Source records

::::::::

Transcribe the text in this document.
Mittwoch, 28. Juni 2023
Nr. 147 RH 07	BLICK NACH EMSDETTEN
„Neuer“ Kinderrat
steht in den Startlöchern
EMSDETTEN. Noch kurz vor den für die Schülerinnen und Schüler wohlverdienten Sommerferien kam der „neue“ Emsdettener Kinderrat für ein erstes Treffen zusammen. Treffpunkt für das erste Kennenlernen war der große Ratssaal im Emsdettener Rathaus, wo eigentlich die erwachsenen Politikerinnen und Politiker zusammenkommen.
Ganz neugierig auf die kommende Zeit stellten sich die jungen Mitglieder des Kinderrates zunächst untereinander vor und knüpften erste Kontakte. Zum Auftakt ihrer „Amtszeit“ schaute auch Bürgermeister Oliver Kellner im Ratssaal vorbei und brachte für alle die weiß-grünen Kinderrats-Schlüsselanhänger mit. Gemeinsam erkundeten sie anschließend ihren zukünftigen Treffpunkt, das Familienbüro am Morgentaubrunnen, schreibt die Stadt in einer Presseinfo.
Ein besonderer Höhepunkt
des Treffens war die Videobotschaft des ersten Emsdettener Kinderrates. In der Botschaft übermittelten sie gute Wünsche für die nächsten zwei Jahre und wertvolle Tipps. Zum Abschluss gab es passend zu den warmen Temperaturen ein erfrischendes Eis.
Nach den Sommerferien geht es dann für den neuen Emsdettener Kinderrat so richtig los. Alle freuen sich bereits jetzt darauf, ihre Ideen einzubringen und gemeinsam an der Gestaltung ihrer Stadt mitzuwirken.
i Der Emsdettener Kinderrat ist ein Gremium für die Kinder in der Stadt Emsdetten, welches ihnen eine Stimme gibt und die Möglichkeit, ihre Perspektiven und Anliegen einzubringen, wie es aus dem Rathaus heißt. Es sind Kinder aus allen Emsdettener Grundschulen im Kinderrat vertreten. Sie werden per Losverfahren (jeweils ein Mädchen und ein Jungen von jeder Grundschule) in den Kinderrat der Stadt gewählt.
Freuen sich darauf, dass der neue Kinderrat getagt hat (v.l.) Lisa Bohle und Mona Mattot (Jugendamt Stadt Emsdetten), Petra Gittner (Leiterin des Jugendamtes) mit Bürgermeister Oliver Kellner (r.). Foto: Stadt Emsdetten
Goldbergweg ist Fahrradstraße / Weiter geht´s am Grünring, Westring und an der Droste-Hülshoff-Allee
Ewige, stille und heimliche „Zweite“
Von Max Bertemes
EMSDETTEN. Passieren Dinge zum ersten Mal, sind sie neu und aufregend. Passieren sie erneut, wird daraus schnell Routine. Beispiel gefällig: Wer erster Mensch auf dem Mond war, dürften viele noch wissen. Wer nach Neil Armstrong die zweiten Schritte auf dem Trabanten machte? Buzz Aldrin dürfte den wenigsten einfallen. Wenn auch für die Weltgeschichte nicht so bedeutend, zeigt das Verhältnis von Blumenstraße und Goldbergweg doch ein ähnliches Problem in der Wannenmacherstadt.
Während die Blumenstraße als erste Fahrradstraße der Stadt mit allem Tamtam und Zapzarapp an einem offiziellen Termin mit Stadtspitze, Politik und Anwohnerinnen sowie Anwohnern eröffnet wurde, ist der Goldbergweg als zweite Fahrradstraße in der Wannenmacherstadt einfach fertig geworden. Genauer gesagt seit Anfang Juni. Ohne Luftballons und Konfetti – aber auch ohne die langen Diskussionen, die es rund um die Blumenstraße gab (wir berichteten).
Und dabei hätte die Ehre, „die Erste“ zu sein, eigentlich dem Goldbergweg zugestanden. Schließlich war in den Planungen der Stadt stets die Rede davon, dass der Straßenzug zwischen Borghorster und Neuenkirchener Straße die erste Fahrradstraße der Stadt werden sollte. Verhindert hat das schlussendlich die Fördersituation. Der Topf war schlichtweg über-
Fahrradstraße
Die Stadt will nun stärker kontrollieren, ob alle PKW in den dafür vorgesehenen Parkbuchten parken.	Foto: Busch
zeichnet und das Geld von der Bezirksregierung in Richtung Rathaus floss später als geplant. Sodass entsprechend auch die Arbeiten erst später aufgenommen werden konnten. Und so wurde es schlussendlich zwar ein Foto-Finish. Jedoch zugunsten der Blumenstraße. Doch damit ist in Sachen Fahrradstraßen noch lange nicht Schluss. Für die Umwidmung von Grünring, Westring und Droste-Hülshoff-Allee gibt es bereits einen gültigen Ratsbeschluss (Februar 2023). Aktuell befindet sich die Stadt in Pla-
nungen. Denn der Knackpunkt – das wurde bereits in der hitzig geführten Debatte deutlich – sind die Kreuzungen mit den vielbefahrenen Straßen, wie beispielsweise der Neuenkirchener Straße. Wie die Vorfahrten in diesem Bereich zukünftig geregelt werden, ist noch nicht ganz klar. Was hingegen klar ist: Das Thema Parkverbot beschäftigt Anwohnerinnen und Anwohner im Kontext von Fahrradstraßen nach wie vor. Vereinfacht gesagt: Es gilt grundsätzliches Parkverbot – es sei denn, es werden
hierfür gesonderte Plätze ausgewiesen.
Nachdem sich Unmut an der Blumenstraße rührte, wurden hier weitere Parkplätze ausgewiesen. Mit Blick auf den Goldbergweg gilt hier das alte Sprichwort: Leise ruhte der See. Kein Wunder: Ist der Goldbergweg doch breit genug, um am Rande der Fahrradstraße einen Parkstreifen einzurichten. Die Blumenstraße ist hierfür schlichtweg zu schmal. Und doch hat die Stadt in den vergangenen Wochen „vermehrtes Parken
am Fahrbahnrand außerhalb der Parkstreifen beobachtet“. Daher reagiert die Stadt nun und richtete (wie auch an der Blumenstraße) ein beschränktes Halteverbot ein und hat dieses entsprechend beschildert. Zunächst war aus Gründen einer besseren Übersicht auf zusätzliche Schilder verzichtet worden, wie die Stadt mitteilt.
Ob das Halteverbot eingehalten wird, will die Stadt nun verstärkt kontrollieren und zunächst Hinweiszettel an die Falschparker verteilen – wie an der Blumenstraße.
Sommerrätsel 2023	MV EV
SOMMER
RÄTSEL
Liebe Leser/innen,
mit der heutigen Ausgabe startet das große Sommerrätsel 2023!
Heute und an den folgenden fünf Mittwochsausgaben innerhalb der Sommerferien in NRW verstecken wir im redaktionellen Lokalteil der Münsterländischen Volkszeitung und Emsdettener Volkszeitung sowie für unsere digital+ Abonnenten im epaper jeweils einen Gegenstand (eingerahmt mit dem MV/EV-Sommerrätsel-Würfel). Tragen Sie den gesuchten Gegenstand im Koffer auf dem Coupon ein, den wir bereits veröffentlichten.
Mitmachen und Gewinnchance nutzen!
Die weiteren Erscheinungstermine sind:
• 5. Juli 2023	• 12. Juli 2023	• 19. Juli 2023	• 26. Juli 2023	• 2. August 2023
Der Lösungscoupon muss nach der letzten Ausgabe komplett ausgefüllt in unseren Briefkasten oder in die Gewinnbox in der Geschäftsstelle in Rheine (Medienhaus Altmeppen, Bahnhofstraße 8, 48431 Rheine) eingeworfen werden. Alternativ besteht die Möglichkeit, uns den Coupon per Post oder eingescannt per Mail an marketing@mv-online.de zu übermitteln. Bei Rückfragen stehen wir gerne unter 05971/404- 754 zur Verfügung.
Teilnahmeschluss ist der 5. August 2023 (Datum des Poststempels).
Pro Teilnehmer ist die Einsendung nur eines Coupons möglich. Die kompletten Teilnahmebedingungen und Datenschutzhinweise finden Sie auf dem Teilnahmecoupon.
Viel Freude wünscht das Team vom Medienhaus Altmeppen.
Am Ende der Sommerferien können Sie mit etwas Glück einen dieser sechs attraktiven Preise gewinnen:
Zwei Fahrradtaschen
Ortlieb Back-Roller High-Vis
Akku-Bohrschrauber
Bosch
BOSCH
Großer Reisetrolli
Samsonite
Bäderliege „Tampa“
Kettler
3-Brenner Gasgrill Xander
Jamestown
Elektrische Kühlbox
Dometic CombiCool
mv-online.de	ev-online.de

::::::::

Exercise ▸ When the word "kontrollieren" shows up in a line of the entries, report that line.

Answer box ▸
Die Stadt will nun stärker kontrollieren, ob alle PKW in den dafür vorgesehenen Parkbuchten parken.	Foto: Busch
Ob das Halteverbot eingehalten wird, will die Stadt nun verstärkt kontrollieren und zunächst Hinweiszettel an die Falschparker verteilen – wie an der Blumenstraße.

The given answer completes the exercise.